Copy the data precisely, keeping every character.

☆ ☆ ☆ ☆ ☆ ☆ ☆

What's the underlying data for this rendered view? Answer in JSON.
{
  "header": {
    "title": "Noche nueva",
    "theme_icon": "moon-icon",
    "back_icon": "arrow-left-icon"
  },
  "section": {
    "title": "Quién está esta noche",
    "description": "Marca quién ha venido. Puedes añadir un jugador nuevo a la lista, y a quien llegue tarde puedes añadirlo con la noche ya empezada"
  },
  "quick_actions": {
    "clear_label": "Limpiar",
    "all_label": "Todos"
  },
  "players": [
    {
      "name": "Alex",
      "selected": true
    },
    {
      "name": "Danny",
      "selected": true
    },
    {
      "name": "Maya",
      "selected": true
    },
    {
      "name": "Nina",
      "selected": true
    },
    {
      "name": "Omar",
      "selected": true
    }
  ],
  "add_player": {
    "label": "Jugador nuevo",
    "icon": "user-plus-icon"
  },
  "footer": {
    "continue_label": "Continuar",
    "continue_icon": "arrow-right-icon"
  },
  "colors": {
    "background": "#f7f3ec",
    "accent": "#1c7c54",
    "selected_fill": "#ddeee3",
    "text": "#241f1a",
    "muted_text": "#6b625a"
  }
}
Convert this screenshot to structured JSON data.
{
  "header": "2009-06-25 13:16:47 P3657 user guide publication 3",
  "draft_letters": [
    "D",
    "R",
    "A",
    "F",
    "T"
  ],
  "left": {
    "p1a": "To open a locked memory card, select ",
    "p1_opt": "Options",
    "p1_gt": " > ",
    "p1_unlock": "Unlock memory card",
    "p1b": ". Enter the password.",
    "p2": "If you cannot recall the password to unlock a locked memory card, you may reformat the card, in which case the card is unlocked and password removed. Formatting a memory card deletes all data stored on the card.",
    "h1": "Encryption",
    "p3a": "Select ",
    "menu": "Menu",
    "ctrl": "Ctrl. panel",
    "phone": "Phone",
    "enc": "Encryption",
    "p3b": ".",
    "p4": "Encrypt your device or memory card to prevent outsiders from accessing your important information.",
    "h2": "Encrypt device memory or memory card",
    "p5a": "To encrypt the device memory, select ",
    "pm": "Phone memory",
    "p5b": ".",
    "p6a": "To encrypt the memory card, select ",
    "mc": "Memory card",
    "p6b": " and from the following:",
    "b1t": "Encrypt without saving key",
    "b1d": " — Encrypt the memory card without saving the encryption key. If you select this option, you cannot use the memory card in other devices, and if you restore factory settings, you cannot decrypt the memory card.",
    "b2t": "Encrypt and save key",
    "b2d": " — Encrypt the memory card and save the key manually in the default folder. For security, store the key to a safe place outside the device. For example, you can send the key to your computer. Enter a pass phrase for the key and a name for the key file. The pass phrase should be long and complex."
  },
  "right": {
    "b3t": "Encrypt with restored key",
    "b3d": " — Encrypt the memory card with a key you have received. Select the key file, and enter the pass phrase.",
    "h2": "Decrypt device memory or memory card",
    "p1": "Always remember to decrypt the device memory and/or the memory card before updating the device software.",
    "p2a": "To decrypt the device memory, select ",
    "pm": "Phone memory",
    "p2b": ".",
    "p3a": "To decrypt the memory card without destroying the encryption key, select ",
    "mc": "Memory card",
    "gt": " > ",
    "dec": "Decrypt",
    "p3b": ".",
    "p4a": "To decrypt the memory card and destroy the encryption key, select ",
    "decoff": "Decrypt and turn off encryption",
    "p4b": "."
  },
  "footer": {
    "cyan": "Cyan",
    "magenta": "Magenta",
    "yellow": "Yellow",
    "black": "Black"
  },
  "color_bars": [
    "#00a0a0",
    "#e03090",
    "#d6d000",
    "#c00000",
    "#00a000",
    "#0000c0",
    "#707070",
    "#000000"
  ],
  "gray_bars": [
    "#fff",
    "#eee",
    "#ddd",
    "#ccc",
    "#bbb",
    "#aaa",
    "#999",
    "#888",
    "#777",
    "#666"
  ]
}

☆ ☆ ☆ ☆ ☆ ☆ ☆

◆ Solution to this task
What's the underlying data for this rendered view? Answer in JSON.
{
  "header": {
    "title": "Noche nueva",
    "theme_icon": "moon-icon",
    "back_icon": "arrow-left-icon"
  },
  "section": {
    "title": "Quién está esta noche",
    "description": "Marca quién ha venido. Puedes añadir un jugador nuevo a la lista, y a quien llegue tarde puedes añadirlo con la noche ya empezada"
  },
  "quick_actions": {
    "clear_label": "Limpiar",
    "all_label": "Todos"
  },
  "players": [
    {
      "name": "Alex",
      "selected": true
    },
    {
      "name": "Danny",
      "selected": true
    },
    {
      "name": "Maya",
      "selected": true
    },
    {
      "name": "Nina",
      "selected": true
    },
    {
      "name": "Omar",
      "selected": true
    }
  ],
  "add_player": {
    "label": "Jugador nuevo",
    "icon": "user-plus-icon"
  },
  "footer": {
    "continue_label": "Continuar",
    "continue_icon": "arrow-right-icon"
  },
  "colors": {
    "background": "#f7f3ec",
    "accent": "#1c7c54",
    "selected_fill": "#ddeee3",
    "text": "#241f1a",
    "muted_text": "#6b625a"
  }
}
Convert this screenshot to structured JSON data.
{
  "header": "2009-06-25 13:16:47 P3657 user guide publication 3",
  "draft_letters": [
    "D",
    "R",
    "A",
    "F",
    "T"
  ],
  "left": {
    "p1a": "To open a locked memory card, select ",
    "p1_opt": "Options",
    "p1_gt": " > ",
    "p1_unlock": "Unlock memory card",
    "p1b": ". Enter the password.",
    "p2": "If you cannot recall the password to unlock a locked memory card, you may reformat the card, in which case the card is unlocked and password removed. Formatting a memory card deletes all data stored on the card.",
    "h1": "Encryption",
    "p3a": "Select ",
    "menu": "Menu",
    "ctrl": "Ctrl. panel",
    "phone": "Phone",
    "enc": "Encryption",
    "p3b": ".",
    "p4": "Encrypt your device or memory card to prevent outsiders from accessing your important information.",
    "h2": "Encrypt device memory or memory card",
    "p5a": "To encrypt the device memory, select ",
    "pm": "Phone memory",
    "p5b": ".",
    "p6a": "To encrypt the memory card, select ",
    "mc": "Memory card",
    "p6b": " and from the following:",
    "b1t": "Encrypt without saving key",
    "b1d": " — Encrypt the memory card without saving the encryption key. If you select this option, you cannot use the memory card in other devices, and if you restore factory settings, you cannot decrypt the memory card.",
    "b2t": "Encrypt and save key",
    "b2d": " — Encrypt the memory card and save the key manually in the default folder. For security, store the key to a safe place outside the device. For example, you can send the key to your computer. Enter a pass phrase for the key and a name for the key file. The pass phrase should be long and complex."
  },
  "right": {
    "b3t": "Encrypt with restored key",
    "b3d": " — Encrypt the memory card with a key you have received. Select the key file, and enter the pass phrase.",
    "h2": "Decrypt device memory or memory card",
    "p1": "Always remember to decrypt the device memory and/or the memory card before updating the device software.",
    "p2a": "To decrypt the device memory, select ",
    "pm": "Phone memory",
    "p2b": ".",
    "p3a": "To decrypt the memory card without destroying the encryption key, select ",
    "mc": "Memory card",
    "gt": " > ",
    "dec": "Decrypt",
    "p3b": ".",
    "p4a": "To decrypt the memory card and destroy the encryption key, select ",
    "decoff": "Decrypt and turn off encryption",
    "p4b": "."
  },
  "footer": {
    "cyan": "Cyan",
    "magenta": "Magenta",
    "yellow": "Yellow",
    "black": "Black"
  },
  "color_bars": [
    "#00a0a0",
    "#e03090",
    "#d6d000",
    "#c00000",
    "#00a000",
    "#0000c0",
    "#707070",
    "#000000"
  ],
  "gray_bars": [
    "#fff",
    "#eee",
    "#ddd",
    "#ccc",
    "#bbb",
    "#aaa",
    "#999",
    "#888",
    "#777",
    "#666"
  ]
}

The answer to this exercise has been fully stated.